(Dataset entries)
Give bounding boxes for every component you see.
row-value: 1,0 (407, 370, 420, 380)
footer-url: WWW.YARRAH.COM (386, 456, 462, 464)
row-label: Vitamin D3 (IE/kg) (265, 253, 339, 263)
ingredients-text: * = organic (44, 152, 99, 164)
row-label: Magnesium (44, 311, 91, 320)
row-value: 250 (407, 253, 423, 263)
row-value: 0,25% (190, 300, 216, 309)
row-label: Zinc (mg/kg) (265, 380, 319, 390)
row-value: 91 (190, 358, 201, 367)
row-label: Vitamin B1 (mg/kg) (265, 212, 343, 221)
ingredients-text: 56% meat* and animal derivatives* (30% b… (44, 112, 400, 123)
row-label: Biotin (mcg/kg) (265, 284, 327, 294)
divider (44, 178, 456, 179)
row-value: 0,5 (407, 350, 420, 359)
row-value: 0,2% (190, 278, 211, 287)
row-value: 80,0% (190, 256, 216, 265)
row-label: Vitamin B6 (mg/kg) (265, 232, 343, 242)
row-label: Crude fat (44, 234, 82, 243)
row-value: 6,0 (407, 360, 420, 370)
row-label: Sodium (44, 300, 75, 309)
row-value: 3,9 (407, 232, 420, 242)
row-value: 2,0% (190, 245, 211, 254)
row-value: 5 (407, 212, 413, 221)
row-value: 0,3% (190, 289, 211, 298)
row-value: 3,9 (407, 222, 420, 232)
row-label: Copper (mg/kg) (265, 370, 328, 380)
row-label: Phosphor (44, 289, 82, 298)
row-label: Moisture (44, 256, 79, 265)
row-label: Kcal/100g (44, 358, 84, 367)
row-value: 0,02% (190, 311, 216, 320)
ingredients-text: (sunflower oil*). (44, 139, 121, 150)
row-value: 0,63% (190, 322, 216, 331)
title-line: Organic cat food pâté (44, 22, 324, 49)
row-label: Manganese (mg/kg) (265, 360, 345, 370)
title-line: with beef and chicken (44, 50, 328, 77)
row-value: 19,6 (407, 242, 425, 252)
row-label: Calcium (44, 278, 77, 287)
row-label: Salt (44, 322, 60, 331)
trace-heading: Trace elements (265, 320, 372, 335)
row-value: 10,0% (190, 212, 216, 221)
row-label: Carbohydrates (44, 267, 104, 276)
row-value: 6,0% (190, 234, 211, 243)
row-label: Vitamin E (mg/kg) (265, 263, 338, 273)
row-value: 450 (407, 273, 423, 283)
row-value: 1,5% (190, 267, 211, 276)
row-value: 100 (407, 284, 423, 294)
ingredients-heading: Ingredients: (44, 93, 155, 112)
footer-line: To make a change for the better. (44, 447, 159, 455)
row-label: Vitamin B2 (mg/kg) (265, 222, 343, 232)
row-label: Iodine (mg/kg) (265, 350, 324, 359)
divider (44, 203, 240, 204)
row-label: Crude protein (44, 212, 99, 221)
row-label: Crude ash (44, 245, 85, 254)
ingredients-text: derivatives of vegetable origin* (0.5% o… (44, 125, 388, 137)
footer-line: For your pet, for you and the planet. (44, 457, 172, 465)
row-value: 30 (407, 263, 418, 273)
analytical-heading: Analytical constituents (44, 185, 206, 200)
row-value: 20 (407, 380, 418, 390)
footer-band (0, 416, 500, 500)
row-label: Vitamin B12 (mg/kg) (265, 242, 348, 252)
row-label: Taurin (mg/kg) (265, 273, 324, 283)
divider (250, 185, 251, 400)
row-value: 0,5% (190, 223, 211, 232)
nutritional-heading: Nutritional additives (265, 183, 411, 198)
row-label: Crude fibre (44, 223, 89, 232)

▶ TASK INSTRUCTIONS
For each line of the entries that contains the word "Vitamin", make a copy.

▶ SOLUTION TO THE PROBLEM
row-label: Vitamin D3 (IE/kg) (265, 253, 339, 263)
row-label: Vitamin B1 (mg/kg) (265, 212, 343, 221)
row-label: Vitamin B6 (mg/kg) (265, 232, 343, 242)
row-label: Vitamin E (mg/kg) (265, 263, 338, 273)
row-label: Vitamin B2 (mg/kg) (265, 222, 343, 232)
row-label: Vitamin B12 (mg/kg) (265, 242, 348, 252)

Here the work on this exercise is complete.